Take the entries below and reproduce them word for word.
:::
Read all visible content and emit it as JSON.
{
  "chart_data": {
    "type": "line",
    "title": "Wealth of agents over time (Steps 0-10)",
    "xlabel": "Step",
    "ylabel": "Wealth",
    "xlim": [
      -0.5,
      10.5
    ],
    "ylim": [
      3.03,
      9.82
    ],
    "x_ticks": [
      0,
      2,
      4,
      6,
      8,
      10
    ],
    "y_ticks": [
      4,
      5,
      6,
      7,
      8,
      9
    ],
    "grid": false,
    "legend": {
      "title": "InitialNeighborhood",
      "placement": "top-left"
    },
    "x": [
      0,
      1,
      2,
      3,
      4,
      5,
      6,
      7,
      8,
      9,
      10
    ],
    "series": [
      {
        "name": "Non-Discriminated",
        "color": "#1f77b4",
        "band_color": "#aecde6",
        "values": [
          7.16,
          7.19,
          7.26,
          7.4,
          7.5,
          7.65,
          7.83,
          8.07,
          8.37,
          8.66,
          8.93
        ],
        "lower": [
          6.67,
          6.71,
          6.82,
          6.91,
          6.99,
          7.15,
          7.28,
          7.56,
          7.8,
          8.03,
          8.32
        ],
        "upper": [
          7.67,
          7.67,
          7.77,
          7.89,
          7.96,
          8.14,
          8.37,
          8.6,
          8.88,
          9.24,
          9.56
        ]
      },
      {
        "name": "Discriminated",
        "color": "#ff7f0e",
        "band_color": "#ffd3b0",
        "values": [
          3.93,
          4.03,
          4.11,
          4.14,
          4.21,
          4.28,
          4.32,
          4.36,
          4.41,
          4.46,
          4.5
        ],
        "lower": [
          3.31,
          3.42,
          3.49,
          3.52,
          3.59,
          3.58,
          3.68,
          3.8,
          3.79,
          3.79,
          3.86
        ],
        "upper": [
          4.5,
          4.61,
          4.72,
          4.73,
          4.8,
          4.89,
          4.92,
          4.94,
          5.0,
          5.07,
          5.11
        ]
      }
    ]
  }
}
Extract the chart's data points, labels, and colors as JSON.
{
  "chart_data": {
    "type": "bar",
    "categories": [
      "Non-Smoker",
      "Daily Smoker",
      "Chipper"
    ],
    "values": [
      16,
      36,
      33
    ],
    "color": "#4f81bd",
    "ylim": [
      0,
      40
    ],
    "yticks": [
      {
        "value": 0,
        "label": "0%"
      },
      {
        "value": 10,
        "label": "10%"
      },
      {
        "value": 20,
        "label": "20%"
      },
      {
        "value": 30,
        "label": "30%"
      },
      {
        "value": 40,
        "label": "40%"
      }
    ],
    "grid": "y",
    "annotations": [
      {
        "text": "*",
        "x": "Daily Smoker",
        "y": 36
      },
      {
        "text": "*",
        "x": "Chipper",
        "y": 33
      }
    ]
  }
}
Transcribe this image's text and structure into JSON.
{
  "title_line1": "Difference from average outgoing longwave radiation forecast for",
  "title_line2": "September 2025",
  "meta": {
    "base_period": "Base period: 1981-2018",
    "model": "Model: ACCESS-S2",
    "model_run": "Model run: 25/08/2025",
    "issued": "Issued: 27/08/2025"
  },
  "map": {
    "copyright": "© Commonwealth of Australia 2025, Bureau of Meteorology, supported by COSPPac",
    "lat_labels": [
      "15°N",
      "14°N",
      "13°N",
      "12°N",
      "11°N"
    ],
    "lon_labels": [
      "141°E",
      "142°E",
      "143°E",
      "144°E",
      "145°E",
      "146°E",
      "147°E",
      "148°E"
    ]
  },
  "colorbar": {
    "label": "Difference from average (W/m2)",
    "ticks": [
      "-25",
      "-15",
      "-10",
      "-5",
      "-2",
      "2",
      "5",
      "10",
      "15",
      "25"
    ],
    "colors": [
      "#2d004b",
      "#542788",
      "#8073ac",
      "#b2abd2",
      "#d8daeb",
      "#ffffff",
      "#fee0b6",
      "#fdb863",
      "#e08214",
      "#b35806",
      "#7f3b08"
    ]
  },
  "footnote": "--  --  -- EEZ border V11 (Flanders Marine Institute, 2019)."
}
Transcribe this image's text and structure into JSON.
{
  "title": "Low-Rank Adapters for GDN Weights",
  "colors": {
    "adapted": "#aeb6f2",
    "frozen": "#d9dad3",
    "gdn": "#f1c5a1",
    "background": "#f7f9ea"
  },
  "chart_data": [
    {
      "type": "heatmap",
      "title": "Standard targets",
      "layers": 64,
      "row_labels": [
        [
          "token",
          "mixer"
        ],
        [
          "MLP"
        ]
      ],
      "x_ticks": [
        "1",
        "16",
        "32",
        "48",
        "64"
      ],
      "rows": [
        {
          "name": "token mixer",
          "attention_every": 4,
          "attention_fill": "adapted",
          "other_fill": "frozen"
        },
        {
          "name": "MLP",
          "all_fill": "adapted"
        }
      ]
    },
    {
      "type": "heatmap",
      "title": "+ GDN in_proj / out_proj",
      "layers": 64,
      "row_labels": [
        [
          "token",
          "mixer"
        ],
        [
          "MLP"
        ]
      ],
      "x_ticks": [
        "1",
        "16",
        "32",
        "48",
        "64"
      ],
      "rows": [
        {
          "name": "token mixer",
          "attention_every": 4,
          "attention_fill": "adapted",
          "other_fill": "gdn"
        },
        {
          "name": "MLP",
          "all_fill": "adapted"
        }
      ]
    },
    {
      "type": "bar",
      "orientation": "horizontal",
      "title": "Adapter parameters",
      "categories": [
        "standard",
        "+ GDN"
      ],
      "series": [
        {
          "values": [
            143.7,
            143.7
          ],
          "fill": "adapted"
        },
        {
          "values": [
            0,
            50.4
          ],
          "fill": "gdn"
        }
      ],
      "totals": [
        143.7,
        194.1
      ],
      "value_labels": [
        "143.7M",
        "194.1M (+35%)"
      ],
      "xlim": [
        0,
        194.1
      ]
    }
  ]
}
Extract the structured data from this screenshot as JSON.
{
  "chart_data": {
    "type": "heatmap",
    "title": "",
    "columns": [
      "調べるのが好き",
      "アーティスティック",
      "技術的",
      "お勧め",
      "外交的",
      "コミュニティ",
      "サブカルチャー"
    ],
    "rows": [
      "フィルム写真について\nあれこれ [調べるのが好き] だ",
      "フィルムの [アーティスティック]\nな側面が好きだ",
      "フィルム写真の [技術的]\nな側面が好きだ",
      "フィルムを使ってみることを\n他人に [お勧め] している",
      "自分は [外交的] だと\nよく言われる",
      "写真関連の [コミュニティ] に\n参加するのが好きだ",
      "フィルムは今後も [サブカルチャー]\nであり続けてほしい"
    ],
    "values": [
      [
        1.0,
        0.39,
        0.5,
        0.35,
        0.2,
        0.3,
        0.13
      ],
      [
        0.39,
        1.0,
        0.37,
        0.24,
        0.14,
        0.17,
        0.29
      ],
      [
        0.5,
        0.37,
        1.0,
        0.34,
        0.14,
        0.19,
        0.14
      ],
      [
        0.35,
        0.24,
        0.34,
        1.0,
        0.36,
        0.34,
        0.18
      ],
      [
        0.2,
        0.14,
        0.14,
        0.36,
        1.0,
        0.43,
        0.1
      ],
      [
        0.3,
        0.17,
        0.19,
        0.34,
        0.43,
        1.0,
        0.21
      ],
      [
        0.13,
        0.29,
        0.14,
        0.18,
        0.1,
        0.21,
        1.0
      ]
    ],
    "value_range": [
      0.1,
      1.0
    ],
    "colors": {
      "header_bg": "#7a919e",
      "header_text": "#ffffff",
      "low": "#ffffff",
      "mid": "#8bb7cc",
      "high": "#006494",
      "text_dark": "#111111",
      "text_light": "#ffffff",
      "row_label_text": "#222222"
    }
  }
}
:::
--- Exercise result ---
Read all visible content and emit it as JSON.
{
  "chart_data": {
    "type": "line",
    "title": "Wealth of agents over time (Steps 0-10)",
    "xlabel": "Step",
    "ylabel": "Wealth",
    "xlim": [
      -0.5,
      10.5
    ],
    "ylim": [
      3.03,
      9.82
    ],
    "x_ticks": [
      0,
      2,
      4,
      6,
      8,
      10
    ],
    "y_ticks": [
      4,
      5,
      6,
      7,
      8,
      9
    ],
    "grid": false,
    "legend": {
      "title": "InitialNeighborhood",
      "placement": "top-left"
    },
    "x": [
      0,
      1,
      2,
      3,
      4,
      5,
      6,
      7,
      8,
      9,
      10
    ],
    "series": [
      {
        "name": "Non-Discriminated",
        "color": "#1f77b4",
        "band_color": "#aecde6",
        "values": [
          7.16,
          7.19,
          7.26,
          7.4,
          7.5,
          7.65,
          7.83,
          8.07,
          8.37,
          8.66,
          8.93
        ],
        "lower": [
          6.67,
          6.71,
          6.82,
          6.91,
          6.99,
          7.15,
          7.28,
          7.56,
          7.8,
          8.03,
          8.32
        ],
        "upper": [
          7.67,
          7.67,
          7.77,
          7.89,
          7.96,
          8.14,
          8.37,
          8.6,
          8.88,
          9.24,
          9.56
        ]
      },
      {
        "name": "Discriminated",
        "color": "#ff7f0e",
        "band_color": "#ffd3b0",
        "values": [
          3.93,
          4.03,
          4.11,
          4.14,
          4.21,
          4.28,
          4.32,
          4.36,
          4.41,
          4.46,
          4.5
        ],
        "lower": [
          3.31,
          3.42,
          3.49,
          3.52,
          3.59,
          3.58,
          3.68,
          3.8,
          3.79,
          3.79,
          3.86
        ],
        "upper": [
          4.5,
          4.61,
          4.72,
          4.73,
          4.8,
          4.89,
          4.92,
          4.94,
          5.0,
          5.07,
          5.11
        ]
      }
    ]
  }
}
Extract the chart's data points, labels, and colors as JSON.
{
  "chart_data": {
    "type": "bar",
    "categories": [
      "Non-Smoker",
      "Daily Smoker",
      "Chipper"
    ],
    "values": [
      16,
      36,
      33
    ],
    "color": "#4f81bd",
    "ylim": [
      0,
      40
    ],
    "yticks": [
      {
        "value": 0,
        "label": "0%"
      },
      {
        "value": 10,
        "label": "10%"
      },
      {
        "value": 20,
        "label": "20%"
      },
      {
        "value": 30,
        "label": "30%"
      },
      {
        "value": 40,
        "label": "40%"
      }
    ],
    "grid": "y",
    "annotations": [
      {
        "text": "*",
        "x": "Daily Smoker",
        "y": 36
      },
      {
        "text": "*",
        "x": "Chipper",
        "y": 33
      }
    ]
  }
}
Transcribe this image's text and structure into JSON.
{
  "title_line1": "Difference from average outgoing longwave radiation forecast for",
  "title_line2": "September 2025",
  "meta": {
    "base_period": "Base period: 1981-2018",
    "model": "Model: ACCESS-S2",
    "model_run": "Model run: 25/08/2025",
    "issued": "Issued: 27/08/2025"
  },
  "map": {
    "copyright": "© Commonwealth of Australia 2025, Bureau of Meteorology, supported by COSPPac",
    "lat_labels": [
      "15°N",
      "14°N",
      "13°N",
      "12°N",
      "11°N"
    ],
    "lon_labels": [
      "141°E",
      "142°E",
      "143°E",
      "144°E",
      "145°E",
      "146°E",
      "147°E",
      "148°E"
    ]
  },
  "colorbar": {
    "label": "Difference from average (W/m2)",
    "ticks": [
      "-25",
      "-15",
      "-10",
      "-5",
      "-2",
      "2",
      "5",
      "10",
      "15",
      "25"
    ],
    "colors": [
      "#2d004b",
      "#542788",
      "#8073ac",
      "#b2abd2",
      "#d8daeb",
      "#ffffff",
      "#fee0b6",
      "#fdb863",
      "#e08214",
      "#b35806",
      "#7f3b08"
    ]
  },
  "footnote": "--  --  -- EEZ border V11 (Flanders Marine Institute, 2019)."
}
Transcribe this image's text and structure into JSON.
{
  "title": "Low-Rank Adapters for GDN Weights",
  "colors": {
    "adapted": "#aeb6f2",
    "frozen": "#d9dad3",
    "gdn": "#f1c5a1",
    "background": "#f7f9ea"
  },
  "chart_data": [
    {
      "type": "heatmap",
      "title": "Standard targets",
      "layers": 64,
      "row_labels": [
        [
          "token",
          "mixer"
        ],
        [
          "MLP"
        ]
      ],
      "x_ticks": [
        "1",
        "16",
        "32",
        "48",
        "64"
      ],
      "rows": [
        {
          "name": "token mixer",
          "attention_every": 4,
          "attention_fill": "adapted",
          "other_fill": "frozen"
        },
        {
          "name": "MLP",
          "all_fill": "adapted"
        }
      ]
    },
    {
      "type": "heatmap",
      "title": "+ GDN in_proj / out_proj",
      "layers": 64,
      "row_labels": [
        [
          "token",
          "mixer"
        ],
        [
          "MLP"
        ]
      ],
      "x_ticks": [
        "1",
        "16",
        "32",
        "48",
        "64"
      ],
      "rows": [
        {
          "name": "token mixer",
          "attention_every": 4,
          "attention_fill": "adapted",
          "other_fill": "gdn"
        },
        {
          "name": "MLP",
          "all_fill": "adapted"
        }
      ]
    },
    {
      "type": "bar",
      "orientation": "horizontal",
      "title": "Adapter parameters",
      "categories": [
        "standard",
        "+ GDN"
      ],
      "series": [
        {
          "values": [
            143.7,
            143.7
          ],
          "fill": "adapted"
        },
        {
          "values": [
            0,
            50.4
          ],
          "fill": "gdn"
        }
      ],
      "totals": [
        143.7,
        194.1
      ],
      "value_labels": [
        "143.7M",
        "194.1M (+35%)"
      ],
      "xlim": [
        0,
        194.1
      ]
    }
  ]
}
Extract the structured data from this screenshot as JSON.
{
  "chart_data": {
    "type": "heatmap",
    "title": "",
    "columns": [
      "調べるのが好き",
      "アーティスティック",
      "技術的",
      "お勧め",
      "外交的",
      "コミュニティ",
      "サブカルチャー"
    ],
    "rows": [
      "フィルム写真について\nあれこれ [調べるのが好き] だ",
      "フィルムの [アーティスティック]\nな側面が好きだ",
      "フィルム写真の [技術的]\nな側面が好きだ",
      "フィルムを使ってみることを\n他人に [お勧め] している",
      "自分は [外交的] だと\nよく言われる",
      "写真関連の [コミュニティ] に\n参加するのが好きだ",
      "フィルムは今後も [サブカルチャー]\nであり続けてほしい"
    ],
    "values": [
      [
        1.0,
        0.39,
        0.5,
        0.35,
        0.2,
        0.3,
        0.13
      ],
      [
        0.39,
        1.0,
        0.37,
        0.24,
        0.14,
        0.17,
        0.29
      ],
      [
        0.5,
        0.37,
        1.0,
        0.34,
        0.14,
        0.19,
        0.14
      ],
      [
        0.35,
        0.24,
        0.34,
        1.0,
        0.36,
        0.34,
        0.18
      ],
      [
        0.2,
        0.14,
        0.14,
        0.36,
        1.0,
        0.43,
        0.1
      ],
      [
        0.3,
        0.17,
        0.19,
        0.34,
        0.43,
        1.0,
        0.21
      ],
      [
        0.13,
        0.29,
        0.14,
        0.18,
        0.1,
        0.21,
        1.0
      ]
    ],
    "value_range": [
      0.1,
      1.0
    ],
    "colors": {
      "header_bg": "#7a919e",
      "header_text": "#ffffff",
      "low": "#ffffff",
      "mid": "#8bb7cc",
      "high": "#006494",
      "text_dark": "#111111",
      "text_light": "#ffffff",
      "row_label_text": "#222222"
    }
  }
}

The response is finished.